## Actividades
A - Transcribe del texto sobre la prensa y la muerte de Lenin el fragmento que va de "El órgano del" a "política, lo retenía.".
B - Responde estas preguntas sobre el texto acerca de la prensa y la muerte de Lenin:
(i) ¿Con qué seudónimo escribía Joan Baptista Roca Caball?
(ii) Según El Debate, ¿qué abría la sucesión de Lenin?
(iii) ¿A quién señalaba Las Provincias como candidato a suceder a Lenin?
C - Prosigue el texto sobre la prensa y la muerte de Lenin a partir de su última frase.

## Texto de estudio
+ + + + + + +

En contraposición, el secretario de redacción de El Correo Catalán, Joan Baptista Roca Caball, con el seudónimo Daniel Castells, aseguraba en el diario tradicionalista que Lenin pasaría a la historia sin más aureola que “la sangre de sus innumerables víctimas sacrificadas”. En La Vanguardia, el crítico literario madrileño Eduardo Gómez Baquero, con el seudónimo Andrenio, lo veía como un “Cromwell de la revolución rusa”.
La prensa se planteaba las repercusiones de aquella muerte. El Liberal se mostraba optimista. El republicano madrileño veía probable que en la URSS todo se hundiera dejando paso a “la cristalización de una democracia”. El semanario de orientación católica Catalunya Social se preguntaba a quién sostendría el país. Para el católico madrileño El Debate, la sucesión de Lenin abría una grave crisis en el comunismo por la división de sus seguidores. En efecto, en Moscú incluso antes del traspaso había una lucha de posiciones en el politburó del Partido Comunista entre Grigori Zinóviev, Nikolái Bujarin, Lev Kámenev y Iósif Stalin, y de todos contra Lev Trotski. Movimientos sinuosos, difíciles de seguir. Desde la distancia, todo eran especulaciones.
El órgano del Partido Radical de Alejandro Lerroux, El Progreso, asumía que Trotski sucedería a Lenin. También lo creía el diario conservador El Pueblo Cántabro. Para el reformista moderado valenciano Las Provincias, el candidato era Zinóviev. Para otros, Bujarin o Kàmenev. La Publicitat fue de los pocos diarios del Estado que incluyó Stalin en las quinielas.
La atención, sobre todo, estaba fijada en el otro gran nombre de la revolución rusa, el padre del Ejército Rojo, Trotski. Dadas las divergencias estratégicas con el difunto, su asistencia al funeral alzaba un mar de especulaciones. La Campana de Gràcia aseguraba que Lenin había ordenado hacerlo detener antes de morir. El diario de Oviedo Región añadía que la Checa, la policía política, lo retenía.

+ + + + + + +

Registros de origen

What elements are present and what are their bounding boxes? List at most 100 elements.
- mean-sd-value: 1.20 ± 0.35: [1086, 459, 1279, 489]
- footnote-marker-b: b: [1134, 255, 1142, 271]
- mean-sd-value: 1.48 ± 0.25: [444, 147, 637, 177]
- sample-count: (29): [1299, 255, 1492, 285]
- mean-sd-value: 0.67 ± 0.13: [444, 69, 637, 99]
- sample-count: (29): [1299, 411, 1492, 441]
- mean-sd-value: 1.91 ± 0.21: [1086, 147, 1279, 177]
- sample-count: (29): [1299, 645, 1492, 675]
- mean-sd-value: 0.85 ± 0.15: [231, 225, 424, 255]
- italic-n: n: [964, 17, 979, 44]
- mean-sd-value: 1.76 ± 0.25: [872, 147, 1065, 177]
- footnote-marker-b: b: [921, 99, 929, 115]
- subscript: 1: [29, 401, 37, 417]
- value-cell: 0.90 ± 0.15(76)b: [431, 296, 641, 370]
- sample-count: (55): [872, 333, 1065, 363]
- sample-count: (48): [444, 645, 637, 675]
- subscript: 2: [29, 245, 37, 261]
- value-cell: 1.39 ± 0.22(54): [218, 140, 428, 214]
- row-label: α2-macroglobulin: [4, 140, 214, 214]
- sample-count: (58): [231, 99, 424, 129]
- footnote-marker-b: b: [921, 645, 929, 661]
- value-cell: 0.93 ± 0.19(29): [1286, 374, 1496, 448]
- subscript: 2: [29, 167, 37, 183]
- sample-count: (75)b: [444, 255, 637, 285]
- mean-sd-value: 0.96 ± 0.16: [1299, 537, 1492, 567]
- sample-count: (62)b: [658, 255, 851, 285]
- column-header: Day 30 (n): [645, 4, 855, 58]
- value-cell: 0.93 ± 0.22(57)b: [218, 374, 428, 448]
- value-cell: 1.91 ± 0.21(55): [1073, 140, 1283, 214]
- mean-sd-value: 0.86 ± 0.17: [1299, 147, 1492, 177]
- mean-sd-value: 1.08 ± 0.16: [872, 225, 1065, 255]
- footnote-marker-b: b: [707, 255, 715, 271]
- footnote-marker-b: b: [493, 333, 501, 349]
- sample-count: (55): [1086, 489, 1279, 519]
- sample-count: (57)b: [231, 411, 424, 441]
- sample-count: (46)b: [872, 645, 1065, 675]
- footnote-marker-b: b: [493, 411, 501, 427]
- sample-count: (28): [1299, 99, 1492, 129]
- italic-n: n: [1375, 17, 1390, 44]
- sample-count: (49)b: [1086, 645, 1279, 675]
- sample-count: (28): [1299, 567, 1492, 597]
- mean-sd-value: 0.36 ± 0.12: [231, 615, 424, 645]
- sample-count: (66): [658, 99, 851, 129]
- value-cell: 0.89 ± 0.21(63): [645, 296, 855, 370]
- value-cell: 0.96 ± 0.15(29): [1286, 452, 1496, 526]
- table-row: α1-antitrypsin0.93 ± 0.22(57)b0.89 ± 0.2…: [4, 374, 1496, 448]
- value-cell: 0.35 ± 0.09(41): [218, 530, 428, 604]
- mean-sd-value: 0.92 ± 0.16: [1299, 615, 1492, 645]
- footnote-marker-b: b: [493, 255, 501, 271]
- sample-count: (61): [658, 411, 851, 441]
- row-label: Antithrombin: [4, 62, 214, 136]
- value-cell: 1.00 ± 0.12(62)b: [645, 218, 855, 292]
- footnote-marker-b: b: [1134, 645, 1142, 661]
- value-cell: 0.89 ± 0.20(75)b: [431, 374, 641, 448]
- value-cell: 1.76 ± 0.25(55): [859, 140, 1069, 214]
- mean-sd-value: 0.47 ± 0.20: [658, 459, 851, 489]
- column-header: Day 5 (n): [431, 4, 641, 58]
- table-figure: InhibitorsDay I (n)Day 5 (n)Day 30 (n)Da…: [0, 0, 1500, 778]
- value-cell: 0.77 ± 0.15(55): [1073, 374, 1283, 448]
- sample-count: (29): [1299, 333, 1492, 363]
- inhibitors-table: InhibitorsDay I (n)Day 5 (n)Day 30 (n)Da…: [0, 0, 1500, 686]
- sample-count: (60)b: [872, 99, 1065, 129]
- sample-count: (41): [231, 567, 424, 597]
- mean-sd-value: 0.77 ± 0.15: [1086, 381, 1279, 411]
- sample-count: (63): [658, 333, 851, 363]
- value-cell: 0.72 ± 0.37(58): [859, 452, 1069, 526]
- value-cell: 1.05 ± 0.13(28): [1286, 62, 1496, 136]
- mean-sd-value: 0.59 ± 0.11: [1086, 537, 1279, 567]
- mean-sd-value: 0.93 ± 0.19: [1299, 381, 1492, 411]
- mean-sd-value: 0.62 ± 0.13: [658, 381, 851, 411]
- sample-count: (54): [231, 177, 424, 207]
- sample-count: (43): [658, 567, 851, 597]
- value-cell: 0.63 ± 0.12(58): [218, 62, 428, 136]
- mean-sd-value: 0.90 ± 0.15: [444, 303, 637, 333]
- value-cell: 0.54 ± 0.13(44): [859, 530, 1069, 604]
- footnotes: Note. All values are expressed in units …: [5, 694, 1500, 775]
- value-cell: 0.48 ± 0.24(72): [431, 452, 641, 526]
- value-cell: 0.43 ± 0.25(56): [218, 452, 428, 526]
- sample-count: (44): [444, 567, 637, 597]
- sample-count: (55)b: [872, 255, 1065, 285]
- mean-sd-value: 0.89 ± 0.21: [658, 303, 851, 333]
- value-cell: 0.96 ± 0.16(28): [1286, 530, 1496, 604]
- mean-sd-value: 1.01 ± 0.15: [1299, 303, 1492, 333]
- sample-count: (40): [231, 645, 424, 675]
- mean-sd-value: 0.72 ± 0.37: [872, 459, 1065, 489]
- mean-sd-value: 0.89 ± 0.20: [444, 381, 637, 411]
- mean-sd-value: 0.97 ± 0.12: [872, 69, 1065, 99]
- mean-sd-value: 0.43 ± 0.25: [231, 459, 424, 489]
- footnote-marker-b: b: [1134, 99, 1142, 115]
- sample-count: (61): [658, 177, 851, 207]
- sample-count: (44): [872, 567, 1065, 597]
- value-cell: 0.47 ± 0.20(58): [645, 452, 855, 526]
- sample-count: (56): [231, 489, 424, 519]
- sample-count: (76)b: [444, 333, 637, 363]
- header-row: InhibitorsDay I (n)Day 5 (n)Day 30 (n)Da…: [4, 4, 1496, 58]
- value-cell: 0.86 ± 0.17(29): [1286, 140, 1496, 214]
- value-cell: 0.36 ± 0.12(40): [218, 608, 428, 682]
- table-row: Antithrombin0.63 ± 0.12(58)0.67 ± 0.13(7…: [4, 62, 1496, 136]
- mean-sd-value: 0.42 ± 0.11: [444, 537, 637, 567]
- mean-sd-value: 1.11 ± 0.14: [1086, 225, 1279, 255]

+ + + + + + +

## Soluciones
A -
El órgano del Partido Radical de Alejandro Lerroux, El Progreso, asumía que Trotski sucedería a Lenin. También lo creía el diario conservador El Pueblo Cántabro. Para el reformista moderado valenciano Las Provincias, el candidato era Zinóviev. Para otros, Bujarin o Kàmenev. La Publicitat fue de los pocos diarios del Estado que incluyó Stalin en las quinielas.
La atención, sobre todo, estaba fijada en el otro gran nombre de la revolución rusa, el padre del Ejército Rojo, Trotski. Dadas las divergencias estratégicas con el difunto, su asistencia al funeral alzaba un mar de especulaciones. La Campana de Gràcia aseguraba que Lenin había ordenado hacerlo detener antes de morir. El diario de Oviedo Región añadía que la Checa, la policía política, lo retenía.

B -
(i) Daniel Castells.
(ii) Una grave crisis en el comunismo por la división de sus seguidores.
(iii) A Zinóviev.

C -
No era así. Trotski se había marchado a mediados de mes hacia la región georgiana de Abjasia, en el sur del Cáucaso, para descansar por prescripción médica. En la estación de Tblisi recibió el mensaje de Stalin con la noticia, pero no quiso recular. Victor Sebestyen en su biografía de Lenin (2020) y Robert Service en la de Trostki (2010) no concluyen si Stalin engañó Lev con las fechas, ni si la ausencia de este en Moscú le perjudicó en la carrera sucesoria.
En todo caso, el funeral, organizado por Stalin y Zinóviev, se había previsto para el sábado, pero se pospuso al domingo 27. Por la mañana, a 33 grados bajo cero, miles de personas despidieron Lenin en la plaza Roja. Después de interminables discursos, a primera hora de la tarde el ataúd, con el cuerpo embalsamado, se dispuso en el mausoleo de madera improvisado en el muro este del Kremlin. Por todo el país los cañones dispararon salvas, los trenes se detuvieron y las sirenas de locomotoras y fábricas silbaron. La Prensa, de Santa Cruz de Tenerife fue el único periódico español que dio una imagen del funeral, y en portada.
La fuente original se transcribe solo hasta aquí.